## Exercise task 1
In the article on Trump and Black Lives Matter support, which terms does Trump use for the Black Lives Matter movement? List every one.
## Exercise task 2
According to the POLITICO/Morning Consult poll in the article on Trump and Black Lives Matter support, what percentage of voters viewed the movement favorably in June?
## Exercise task 3
Resume the article on Trump's attacks and Black Lives Matter support, picking up after its final sentence.

— start Text passage —

Trump attacks take a toll on Black Lives Matter support
By Laura Barrón-López
Politico, Published September 2, 2020
President Donald Trump has spent weeks attacking the Black Lives Matter movement, and it’s moving the polls — though not necessarily in a way that boosts his electoral chances.
Voters’ favorable views of the Black Lives Matter movement has dropped by 9 percentage points since June, including a 13-point dip among Republicans, according to new POLITICO/Morning Consult poll. The shift comes after the recent police shooting of another Black man: Jacob Blake in Kenosha, Wis., last week.
Trump’s recent emphasis on the protests in cities like Kenosha and Portland, Ore., isn’t exactly to his political benefit. Despite Trump’s attempts to cast himself as the law-and-order candidate since George Floyd’s killing in May, the POLITICO/Morning Consult poll shows more voters trust former Vice President Joe Biden over Trump to handle public safety, 47 percent to 39 percent.
Voters also prefer Biden on race relations by a 19-point margin. Though a narrow majority of voters still view the Black Lives Matter movement favorably, bipartisan support has eroded over the past two months, as Trump has encouraged police violence against protesters, called the Black Lives Matter movement a “symbol of hate,” “discriminatory,” “Marxist” and “bad for Black people.” This week, Trump has tried to pin blame on Biden for violence in American cities.
The dip in support for Black Lives Matter, reflected across multiple polls in recent weeks, doesn’t come as a surprise to activists nor Democratic pollsters who expected Republican backlash to the movement’s newfound support. Favorability for Black Lives Matter dropped from 61 percent support in June to 52 percent now, according to the POLITICO/Morning Consult poll conducted Friday through Sunday.
“This is the direct effect of the strategy of Donald Trump and Fox News,” said veteran Democratic pollster Cornell Belcher. “The movement to a certain extent, over the last month or so, had been losing ground in controlling the narrative.”
The protests were “resoundingly successful” in creating an “inflection point” around racism, Belcher said. But the drop in favorability, he continued, comes as Trump increasingly describes the protests as “violence” and “anarchy,” rather than about police brutality and racial injustice.
“That is a huge problem for Donald Trump — if he’s in fact trying to be the safety and law and order candidate, and he’s losing in the public mind on that front,” Belcher said.
Since Blake was shot seven times in the back by police last month, protests have continued in the state, and riots have resulted in businesses burned to the ground or vandalized. Last week, a white teenager, Kyle Rittenhouse, allegedly shot three protesters, killing two, during the third night of demonstrations in Kenosha. Trump has not condemned Rittenhouse — who on social media promoted “Blue Lives Matter” and support for the president — despite the criminal charges against him, and the president has largely remained silent on the shooting of Blake. During his visit to Kenosha on Tuesday, Trump did not meet with Blake’s family but held a roundtable with local law enforcement.
Republicans are betting Trump’s “law and order” playbook — which echoes 1960s-era GOP strategies on racial divisions for which the party later apologized prior to Trump’s ascendance — will benefit him electorally, energizing his predominately white base and appealing to the white women Republicans lost in 2018. As unrest in Kenosha unfolded last week, departing White House adviser Kellyanne Conway said that increased “chaos” and “anarchy” would boost Trump’s reelection prospects. But there’s been little evidence to date, including in the new POLITICO/Morning Consult poll, that Trump’s bet is swaying voters.

— end Text passage —
— start Dataset excerpt —

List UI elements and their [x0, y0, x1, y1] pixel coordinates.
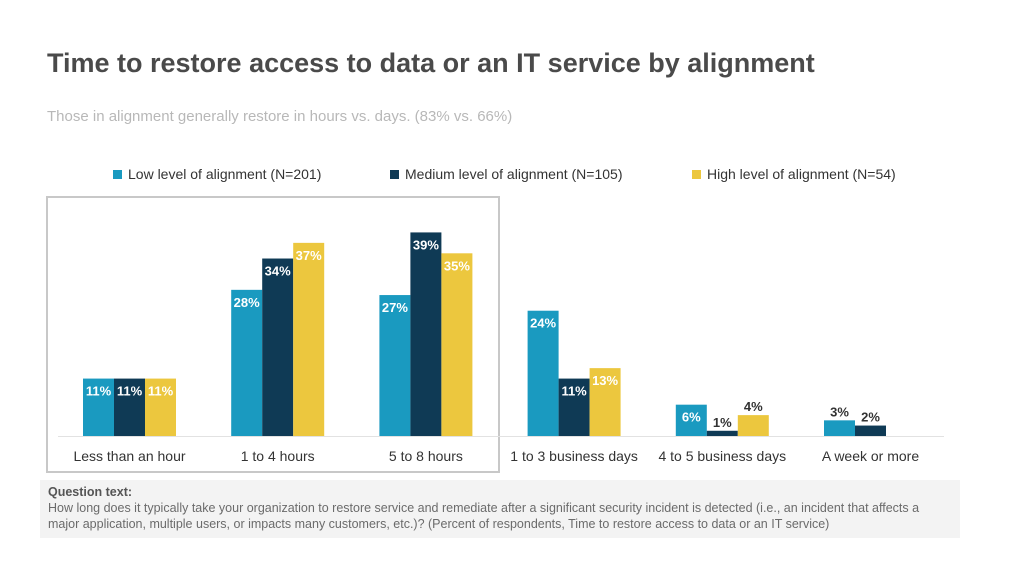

— end Dataset excerpt —

## Written reply 1
- "symbol of hate"
- "discriminatory"
- "Marxist"
- "bad for Black people"

## Written reply 2
61 percent.

## Written reply 3
“As President Donald Trump continues to drive his ‘law and order’ message amid a new wave of civil unrest following the police shooting of Jacob Blake in Kenosha, Wisconsin, Democratic presidential nominee Joe Biden maintains a comfortable trust advantage over the incumbent when it comes to who voters trust to handle public safety,” said Kyle Dropp, co-founder and chief research officer at Morning Consult.
Republican pollster Chris Wilson asserted the shift in support for Black Lives Matter “does put Biden at risk” as unrest continues in Democratically-run cities. But Wilson, CEO of WPA Intelligence, said the data shows “that the protests are more an opportunity than automatic win for Trump.”
“[Trump] has to navigate both a rhetorical and policy obstacle course to show the right amount of strength and engagement in protecting Americans and their property, without veering into ignoring the underlying issues that Americans believe exist and justified the protests before they turned violent,” Wilson said. “But this is the first issue in months that has the real possibility of shaking up the election and giving Trump the ability to make big gains.”
Overall, the new POLITICO/Morning Consult poll shows Trump with a 42 percent approval rating, unchanged from last week, before the Republican convention. The poll surveyed 1,988 registered voters and has a margin of error of plus or minus 2 percentage points.
Biden addressed Trump’s attacks and the racial reckoning across the country on Monday. “Does anyone believe there will be less violence in America if Donald Trump is reelected?” Biden said in a speech in Pennsylvania. “We need justice in America. And we need safety in America.”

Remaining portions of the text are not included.